Set task
Count the lines below that contain the word "which", and give only that number.

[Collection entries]
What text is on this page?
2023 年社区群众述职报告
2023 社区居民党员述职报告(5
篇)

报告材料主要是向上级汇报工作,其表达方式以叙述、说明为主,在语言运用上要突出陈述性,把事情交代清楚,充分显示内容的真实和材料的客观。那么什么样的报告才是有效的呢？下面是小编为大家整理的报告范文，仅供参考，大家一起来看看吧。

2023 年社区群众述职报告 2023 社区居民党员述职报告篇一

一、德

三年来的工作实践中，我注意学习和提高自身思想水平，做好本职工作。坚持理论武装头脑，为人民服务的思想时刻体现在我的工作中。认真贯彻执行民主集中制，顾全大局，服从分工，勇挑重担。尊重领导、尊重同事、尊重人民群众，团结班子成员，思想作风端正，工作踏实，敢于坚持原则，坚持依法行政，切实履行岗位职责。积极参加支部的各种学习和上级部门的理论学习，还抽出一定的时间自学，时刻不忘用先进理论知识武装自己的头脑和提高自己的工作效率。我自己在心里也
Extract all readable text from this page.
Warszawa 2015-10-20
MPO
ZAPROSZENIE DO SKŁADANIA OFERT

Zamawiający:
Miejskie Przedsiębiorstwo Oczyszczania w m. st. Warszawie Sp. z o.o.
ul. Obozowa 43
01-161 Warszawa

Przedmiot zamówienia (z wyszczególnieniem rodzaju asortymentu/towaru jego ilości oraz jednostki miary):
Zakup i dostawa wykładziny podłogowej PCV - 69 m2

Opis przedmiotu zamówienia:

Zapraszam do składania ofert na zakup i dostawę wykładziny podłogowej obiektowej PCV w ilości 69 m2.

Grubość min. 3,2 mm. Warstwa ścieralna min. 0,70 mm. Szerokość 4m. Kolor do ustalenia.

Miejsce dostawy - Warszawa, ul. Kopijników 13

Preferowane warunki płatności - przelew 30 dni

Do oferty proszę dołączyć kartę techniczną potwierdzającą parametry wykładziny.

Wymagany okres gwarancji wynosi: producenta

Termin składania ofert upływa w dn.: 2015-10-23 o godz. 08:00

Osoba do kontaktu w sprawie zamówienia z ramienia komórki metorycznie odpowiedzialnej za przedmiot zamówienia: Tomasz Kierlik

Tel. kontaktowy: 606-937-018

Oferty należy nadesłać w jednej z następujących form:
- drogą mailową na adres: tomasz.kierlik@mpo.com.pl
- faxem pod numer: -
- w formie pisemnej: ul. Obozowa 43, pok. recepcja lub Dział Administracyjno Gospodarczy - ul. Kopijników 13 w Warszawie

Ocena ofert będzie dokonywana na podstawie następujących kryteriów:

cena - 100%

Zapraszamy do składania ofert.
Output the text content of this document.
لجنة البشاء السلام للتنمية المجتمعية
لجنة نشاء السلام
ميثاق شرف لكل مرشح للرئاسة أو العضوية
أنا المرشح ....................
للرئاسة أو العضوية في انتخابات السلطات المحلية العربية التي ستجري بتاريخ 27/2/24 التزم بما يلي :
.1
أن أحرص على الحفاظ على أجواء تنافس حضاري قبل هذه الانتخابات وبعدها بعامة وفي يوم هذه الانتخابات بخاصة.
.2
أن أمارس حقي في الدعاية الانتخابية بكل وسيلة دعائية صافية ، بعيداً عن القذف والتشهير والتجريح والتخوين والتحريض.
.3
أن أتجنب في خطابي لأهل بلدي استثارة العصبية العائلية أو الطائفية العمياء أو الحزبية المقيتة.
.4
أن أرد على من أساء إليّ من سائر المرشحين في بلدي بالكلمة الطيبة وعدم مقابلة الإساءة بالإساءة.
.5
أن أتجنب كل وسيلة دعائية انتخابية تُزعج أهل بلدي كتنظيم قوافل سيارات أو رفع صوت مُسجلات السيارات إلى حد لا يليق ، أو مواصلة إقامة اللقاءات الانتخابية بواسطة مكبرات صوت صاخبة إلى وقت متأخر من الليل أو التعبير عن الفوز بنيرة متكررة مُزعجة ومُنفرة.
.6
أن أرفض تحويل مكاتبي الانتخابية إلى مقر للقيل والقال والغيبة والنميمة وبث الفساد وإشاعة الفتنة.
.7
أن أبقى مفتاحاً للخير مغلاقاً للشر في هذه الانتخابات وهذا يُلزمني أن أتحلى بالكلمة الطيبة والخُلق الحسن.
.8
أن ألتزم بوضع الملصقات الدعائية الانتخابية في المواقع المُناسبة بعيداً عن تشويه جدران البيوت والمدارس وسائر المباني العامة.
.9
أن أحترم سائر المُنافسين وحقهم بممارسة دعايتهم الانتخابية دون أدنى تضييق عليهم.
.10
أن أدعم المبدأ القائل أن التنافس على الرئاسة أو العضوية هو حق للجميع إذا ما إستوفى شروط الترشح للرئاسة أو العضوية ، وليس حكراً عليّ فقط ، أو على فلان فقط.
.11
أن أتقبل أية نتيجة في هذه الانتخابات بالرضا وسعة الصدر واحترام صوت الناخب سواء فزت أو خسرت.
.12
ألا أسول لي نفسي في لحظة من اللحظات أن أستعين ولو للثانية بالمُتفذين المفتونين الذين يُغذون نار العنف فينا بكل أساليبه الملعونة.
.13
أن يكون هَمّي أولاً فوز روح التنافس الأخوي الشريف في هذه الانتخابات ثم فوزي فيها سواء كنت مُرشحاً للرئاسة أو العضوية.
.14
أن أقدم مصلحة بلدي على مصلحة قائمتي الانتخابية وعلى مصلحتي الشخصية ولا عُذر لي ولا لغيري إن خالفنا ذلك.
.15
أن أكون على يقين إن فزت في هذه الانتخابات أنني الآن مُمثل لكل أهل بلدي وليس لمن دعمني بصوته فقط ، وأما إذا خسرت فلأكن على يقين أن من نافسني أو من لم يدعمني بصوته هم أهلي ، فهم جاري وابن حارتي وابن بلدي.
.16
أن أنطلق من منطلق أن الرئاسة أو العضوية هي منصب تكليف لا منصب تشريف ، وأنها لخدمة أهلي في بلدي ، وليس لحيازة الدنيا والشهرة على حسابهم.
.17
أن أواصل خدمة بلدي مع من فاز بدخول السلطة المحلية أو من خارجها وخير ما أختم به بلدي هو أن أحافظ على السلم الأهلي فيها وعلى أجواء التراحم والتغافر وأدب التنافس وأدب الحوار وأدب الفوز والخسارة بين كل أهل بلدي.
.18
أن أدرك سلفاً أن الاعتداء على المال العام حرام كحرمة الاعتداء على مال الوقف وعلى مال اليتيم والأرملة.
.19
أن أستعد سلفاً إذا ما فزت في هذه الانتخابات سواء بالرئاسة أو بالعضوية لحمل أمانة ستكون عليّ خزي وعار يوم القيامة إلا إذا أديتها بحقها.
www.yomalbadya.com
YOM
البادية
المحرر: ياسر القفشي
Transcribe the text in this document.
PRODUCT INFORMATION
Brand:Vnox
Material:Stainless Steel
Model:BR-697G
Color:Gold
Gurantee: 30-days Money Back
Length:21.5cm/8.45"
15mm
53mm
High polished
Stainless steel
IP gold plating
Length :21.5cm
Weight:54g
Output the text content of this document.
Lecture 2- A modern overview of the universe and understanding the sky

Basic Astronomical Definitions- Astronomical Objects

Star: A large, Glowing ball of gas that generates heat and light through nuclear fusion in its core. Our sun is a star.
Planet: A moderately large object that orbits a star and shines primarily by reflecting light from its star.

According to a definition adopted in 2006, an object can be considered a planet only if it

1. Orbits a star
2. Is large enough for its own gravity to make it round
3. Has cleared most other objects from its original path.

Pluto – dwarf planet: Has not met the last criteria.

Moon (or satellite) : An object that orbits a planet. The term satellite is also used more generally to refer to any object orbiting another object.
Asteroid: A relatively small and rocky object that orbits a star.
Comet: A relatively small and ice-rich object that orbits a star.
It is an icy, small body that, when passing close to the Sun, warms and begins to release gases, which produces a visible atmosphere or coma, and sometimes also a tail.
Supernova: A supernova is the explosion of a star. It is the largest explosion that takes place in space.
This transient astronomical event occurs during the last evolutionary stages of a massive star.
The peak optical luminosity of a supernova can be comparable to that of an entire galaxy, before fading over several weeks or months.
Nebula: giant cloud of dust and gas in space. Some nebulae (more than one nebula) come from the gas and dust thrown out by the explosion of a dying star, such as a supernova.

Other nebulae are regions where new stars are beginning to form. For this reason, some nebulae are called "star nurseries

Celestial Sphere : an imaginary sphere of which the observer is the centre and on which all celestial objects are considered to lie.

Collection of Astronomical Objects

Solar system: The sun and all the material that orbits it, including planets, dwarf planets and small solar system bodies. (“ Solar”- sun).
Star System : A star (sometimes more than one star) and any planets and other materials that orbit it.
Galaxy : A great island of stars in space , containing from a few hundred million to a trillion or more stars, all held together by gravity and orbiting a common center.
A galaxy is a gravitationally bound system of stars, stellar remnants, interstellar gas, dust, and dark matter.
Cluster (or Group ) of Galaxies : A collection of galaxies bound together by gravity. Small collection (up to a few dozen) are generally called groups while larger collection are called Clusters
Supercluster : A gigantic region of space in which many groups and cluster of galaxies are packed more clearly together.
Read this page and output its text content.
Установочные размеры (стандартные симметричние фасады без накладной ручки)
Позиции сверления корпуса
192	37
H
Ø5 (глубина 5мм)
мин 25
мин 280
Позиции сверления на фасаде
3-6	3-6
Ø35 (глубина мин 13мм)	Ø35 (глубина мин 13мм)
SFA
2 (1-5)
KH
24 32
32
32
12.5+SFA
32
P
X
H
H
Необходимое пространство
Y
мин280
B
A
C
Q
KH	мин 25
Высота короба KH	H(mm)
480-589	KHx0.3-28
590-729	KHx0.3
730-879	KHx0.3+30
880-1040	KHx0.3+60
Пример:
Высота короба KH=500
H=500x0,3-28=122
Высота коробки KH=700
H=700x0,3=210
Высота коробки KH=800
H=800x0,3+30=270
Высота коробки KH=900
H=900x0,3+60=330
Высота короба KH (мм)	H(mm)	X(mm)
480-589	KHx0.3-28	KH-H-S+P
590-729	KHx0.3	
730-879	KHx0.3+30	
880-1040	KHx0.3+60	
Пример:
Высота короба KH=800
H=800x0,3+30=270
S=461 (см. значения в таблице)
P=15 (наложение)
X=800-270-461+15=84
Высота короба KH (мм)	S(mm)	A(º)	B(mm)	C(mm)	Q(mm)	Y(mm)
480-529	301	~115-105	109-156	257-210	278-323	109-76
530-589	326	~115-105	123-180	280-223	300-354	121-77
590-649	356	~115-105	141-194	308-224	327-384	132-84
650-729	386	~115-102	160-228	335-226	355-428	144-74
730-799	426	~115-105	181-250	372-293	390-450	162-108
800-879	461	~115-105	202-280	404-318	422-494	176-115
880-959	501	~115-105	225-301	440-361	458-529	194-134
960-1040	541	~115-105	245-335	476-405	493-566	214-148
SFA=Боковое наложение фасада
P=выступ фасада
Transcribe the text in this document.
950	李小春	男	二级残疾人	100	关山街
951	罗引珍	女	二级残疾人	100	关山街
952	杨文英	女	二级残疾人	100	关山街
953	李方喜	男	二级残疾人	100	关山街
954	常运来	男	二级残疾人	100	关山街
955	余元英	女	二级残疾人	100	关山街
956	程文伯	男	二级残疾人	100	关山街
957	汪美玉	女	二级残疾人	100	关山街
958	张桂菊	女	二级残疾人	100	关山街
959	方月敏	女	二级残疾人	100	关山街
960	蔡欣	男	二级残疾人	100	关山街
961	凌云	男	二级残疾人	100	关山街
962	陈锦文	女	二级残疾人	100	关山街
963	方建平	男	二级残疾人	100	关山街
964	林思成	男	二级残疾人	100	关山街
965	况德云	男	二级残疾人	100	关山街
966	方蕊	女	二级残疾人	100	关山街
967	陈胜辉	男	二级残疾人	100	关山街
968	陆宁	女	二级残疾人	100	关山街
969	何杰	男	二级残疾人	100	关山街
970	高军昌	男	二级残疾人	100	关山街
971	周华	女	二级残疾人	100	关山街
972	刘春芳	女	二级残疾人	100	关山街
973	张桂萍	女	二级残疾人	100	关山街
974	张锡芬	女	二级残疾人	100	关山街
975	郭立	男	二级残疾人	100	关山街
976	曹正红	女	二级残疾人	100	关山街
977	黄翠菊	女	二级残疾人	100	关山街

Written answer
3